[Task instructions]:
Rewrite the lines from the first one through the line containing "FancyBboxPatch shape <box>403", changing "Acceptable" to "Adequate" and leaving everything else as it is.
┏━━
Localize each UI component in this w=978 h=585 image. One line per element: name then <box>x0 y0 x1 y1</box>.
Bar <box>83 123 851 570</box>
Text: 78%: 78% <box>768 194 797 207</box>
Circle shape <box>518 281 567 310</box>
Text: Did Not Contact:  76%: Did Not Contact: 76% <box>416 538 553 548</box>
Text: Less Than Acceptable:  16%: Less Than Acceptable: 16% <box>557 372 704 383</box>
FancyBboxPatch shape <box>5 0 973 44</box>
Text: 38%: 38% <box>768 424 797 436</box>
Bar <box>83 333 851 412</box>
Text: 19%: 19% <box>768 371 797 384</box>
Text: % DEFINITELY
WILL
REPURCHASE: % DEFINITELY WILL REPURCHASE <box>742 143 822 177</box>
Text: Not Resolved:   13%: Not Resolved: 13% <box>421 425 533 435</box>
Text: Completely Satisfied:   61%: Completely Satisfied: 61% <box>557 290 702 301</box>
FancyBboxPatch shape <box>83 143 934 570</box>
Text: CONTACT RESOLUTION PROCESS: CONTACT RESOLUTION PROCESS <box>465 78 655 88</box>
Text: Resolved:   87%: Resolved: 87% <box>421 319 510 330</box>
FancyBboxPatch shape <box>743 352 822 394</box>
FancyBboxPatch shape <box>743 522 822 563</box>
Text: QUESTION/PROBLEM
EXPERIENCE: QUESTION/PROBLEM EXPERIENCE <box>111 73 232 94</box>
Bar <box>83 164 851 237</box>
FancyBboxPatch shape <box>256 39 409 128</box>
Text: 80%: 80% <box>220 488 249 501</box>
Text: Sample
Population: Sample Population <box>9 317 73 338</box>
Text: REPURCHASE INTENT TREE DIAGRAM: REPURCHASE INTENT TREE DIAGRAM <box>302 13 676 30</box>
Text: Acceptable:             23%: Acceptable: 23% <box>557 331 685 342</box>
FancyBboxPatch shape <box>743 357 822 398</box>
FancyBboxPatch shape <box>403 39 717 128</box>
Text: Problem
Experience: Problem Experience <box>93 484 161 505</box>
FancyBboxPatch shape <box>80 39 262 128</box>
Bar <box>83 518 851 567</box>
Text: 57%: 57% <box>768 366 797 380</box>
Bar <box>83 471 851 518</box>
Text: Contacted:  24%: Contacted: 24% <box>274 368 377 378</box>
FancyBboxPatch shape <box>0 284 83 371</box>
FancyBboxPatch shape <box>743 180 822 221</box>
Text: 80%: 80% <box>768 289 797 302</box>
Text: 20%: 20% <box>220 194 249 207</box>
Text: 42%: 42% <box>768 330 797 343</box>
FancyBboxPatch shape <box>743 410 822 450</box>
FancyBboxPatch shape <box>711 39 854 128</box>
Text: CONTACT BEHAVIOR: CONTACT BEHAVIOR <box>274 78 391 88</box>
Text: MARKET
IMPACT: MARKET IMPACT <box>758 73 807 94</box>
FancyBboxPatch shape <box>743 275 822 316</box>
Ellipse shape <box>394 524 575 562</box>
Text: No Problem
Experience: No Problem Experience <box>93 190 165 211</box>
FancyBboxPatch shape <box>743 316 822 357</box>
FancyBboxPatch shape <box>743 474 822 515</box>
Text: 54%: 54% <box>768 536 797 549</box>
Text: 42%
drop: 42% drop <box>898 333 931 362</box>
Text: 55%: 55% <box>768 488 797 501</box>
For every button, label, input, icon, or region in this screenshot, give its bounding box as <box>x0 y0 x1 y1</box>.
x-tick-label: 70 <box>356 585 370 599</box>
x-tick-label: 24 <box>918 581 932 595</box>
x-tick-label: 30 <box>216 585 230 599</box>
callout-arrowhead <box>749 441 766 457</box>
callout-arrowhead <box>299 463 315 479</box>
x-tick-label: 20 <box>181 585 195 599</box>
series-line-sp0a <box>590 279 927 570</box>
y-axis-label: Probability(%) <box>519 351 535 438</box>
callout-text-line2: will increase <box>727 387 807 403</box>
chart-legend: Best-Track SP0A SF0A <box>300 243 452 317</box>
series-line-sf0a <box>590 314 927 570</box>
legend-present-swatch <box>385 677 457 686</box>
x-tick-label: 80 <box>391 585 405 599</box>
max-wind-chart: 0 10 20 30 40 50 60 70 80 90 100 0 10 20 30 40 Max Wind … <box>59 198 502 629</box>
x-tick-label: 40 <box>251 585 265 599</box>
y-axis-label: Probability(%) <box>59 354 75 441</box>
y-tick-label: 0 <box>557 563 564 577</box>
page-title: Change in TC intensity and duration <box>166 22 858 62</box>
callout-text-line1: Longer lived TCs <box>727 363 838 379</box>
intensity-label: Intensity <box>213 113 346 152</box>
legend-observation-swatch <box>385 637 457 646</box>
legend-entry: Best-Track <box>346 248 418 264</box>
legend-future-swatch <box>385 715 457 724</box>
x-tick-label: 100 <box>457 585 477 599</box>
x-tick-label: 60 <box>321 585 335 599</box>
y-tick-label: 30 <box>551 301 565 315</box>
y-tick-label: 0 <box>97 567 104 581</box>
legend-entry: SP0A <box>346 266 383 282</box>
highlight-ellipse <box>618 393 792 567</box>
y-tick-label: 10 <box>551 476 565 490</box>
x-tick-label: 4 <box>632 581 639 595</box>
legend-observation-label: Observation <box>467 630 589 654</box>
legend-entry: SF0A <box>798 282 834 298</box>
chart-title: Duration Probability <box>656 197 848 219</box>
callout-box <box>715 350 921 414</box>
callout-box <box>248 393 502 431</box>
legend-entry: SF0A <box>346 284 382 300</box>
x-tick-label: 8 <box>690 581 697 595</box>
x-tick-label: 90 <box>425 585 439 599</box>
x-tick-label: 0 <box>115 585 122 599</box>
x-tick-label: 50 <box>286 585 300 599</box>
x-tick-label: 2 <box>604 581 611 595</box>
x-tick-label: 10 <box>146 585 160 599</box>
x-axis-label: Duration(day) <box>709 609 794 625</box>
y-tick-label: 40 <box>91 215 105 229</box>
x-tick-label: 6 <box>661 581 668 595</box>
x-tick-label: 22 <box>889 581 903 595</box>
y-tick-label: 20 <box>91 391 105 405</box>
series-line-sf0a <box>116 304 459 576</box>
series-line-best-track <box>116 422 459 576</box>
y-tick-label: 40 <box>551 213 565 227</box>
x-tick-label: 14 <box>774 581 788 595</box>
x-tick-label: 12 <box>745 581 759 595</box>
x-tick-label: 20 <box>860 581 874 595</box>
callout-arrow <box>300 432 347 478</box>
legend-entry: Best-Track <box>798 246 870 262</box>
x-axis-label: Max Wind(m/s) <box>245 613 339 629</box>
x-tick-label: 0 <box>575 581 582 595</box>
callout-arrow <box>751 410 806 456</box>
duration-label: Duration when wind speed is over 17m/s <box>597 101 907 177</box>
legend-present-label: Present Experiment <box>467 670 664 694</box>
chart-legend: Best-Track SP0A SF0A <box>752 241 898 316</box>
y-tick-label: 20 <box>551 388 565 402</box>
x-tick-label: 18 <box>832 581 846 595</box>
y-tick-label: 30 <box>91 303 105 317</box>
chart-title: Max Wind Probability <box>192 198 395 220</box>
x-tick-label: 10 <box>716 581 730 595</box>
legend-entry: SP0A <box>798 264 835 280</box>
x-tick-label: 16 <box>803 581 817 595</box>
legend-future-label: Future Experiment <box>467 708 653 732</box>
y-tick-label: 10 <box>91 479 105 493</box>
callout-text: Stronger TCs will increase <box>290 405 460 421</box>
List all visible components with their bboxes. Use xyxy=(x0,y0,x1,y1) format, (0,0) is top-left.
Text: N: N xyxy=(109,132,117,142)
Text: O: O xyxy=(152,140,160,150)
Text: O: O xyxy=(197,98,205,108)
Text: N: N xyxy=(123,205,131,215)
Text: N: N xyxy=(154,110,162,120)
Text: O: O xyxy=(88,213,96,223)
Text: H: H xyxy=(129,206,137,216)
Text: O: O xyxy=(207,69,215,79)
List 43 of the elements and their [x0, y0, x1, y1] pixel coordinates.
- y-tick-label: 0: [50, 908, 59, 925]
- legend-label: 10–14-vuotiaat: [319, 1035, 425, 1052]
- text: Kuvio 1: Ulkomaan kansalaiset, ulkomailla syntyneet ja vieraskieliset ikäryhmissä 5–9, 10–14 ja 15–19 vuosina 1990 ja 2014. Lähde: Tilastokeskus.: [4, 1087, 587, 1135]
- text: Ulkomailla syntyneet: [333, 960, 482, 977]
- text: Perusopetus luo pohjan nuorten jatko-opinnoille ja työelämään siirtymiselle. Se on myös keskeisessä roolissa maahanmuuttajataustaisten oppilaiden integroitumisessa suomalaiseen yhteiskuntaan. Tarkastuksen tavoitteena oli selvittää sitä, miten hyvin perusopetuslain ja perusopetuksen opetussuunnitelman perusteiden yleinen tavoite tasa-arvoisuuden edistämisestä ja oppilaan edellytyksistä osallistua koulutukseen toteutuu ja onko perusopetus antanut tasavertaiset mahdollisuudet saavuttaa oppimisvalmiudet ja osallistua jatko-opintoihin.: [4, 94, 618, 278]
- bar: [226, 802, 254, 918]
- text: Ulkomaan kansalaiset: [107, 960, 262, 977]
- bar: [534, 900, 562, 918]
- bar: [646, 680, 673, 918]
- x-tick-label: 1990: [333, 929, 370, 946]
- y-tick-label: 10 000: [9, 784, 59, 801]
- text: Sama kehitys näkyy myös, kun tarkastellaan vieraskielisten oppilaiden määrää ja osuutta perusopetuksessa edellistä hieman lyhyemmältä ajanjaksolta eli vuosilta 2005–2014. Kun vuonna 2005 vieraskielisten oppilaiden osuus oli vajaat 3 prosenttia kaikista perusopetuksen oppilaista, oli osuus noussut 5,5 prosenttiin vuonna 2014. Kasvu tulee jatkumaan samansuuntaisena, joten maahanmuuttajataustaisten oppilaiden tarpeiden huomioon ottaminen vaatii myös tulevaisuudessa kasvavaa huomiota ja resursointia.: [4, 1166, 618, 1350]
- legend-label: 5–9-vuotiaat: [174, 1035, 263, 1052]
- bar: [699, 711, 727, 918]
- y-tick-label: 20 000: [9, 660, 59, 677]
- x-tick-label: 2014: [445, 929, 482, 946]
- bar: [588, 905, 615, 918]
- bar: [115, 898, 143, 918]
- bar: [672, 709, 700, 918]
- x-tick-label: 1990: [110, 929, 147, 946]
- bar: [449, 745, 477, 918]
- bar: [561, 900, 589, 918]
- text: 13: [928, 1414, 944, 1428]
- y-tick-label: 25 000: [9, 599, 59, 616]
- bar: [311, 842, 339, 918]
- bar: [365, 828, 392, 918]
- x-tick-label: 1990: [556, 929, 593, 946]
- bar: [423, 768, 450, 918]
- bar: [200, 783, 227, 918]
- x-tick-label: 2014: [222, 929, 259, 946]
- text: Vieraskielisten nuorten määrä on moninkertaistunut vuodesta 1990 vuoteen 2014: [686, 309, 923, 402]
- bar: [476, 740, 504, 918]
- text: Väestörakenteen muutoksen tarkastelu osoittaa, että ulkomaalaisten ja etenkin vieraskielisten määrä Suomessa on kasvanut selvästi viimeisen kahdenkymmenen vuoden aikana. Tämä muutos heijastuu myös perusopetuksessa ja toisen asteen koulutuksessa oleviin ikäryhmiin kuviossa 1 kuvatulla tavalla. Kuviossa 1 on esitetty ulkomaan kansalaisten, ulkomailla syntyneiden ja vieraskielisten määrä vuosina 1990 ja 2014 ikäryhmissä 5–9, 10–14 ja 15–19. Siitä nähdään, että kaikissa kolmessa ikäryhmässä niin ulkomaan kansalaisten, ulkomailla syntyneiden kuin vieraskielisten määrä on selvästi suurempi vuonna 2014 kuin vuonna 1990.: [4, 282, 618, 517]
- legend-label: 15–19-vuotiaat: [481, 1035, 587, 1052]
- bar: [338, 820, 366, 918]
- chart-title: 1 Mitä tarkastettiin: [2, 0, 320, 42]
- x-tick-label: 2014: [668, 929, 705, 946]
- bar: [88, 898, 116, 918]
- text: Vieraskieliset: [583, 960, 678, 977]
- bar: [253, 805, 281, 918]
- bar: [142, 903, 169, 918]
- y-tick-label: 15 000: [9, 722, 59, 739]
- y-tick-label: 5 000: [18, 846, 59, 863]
┗━━
[Correct result]:
Localize each UI component in this w=978 h=585 image. One line per element: name then <box>x0 y0 x1 y1</box>.
Bar <box>83 123 851 570</box>
Text: 78%: 78% <box>768 194 797 207</box>
Circle shape <box>518 281 567 310</box>
Text: Did Not Contact:  76%: Did Not Contact: 76% <box>416 538 553 548</box>
Text: Less Than Adequate:  16%: Less Than Adequate: 16% <box>557 372 704 383</box>
FancyBboxPatch shape <box>5 0 973 44</box>
Text: 38%: 38% <box>768 424 797 436</box>
Bar <box>83 333 851 412</box>
Text: 19%: 19% <box>768 371 797 384</box>
Text: % DEFINITELY
WILL
REPURCHASE: % DEFINITELY WILL REPURCHASE <box>742 143 822 177</box>
Text: Not Resolved:   13%: Not Resolved: 13% <box>421 425 533 435</box>
Text: Completely Satisfied:   61%: Completely Satisfied: 61% <box>557 290 702 301</box>
FancyBboxPatch shape <box>83 143 934 570</box>
Text: CONTACT RESOLUTION PROCESS: CONTACT RESOLUTION PROCESS <box>465 78 655 88</box>
Text: Resolved:   87%: Resolved: 87% <box>421 319 510 330</box>
FancyBboxPatch shape <box>743 352 822 394</box>
FancyBboxPatch shape <box>743 522 822 563</box>
Text: QUESTION/PROBLEM
EXPERIENCE: QUESTION/PROBLEM EXPERIENCE <box>111 73 232 94</box>
Bar <box>83 164 851 237</box>
FancyBboxPatch shape <box>256 39 409 128</box>
Text: 80%: 80% <box>220 488 249 501</box>
Text: Sample
Population: Sample Population <box>9 317 73 338</box>
Text: REPURCHASE INTENT TREE DIAGRAM: REPURCHASE INTENT TREE DIAGRAM <box>302 13 676 30</box>
Text: Adequate:             23%: Adequate: 23% <box>557 331 685 342</box>
FancyBboxPatch shape <box>743 357 822 398</box>
FancyBboxPatch shape <box>403 39 717 128</box>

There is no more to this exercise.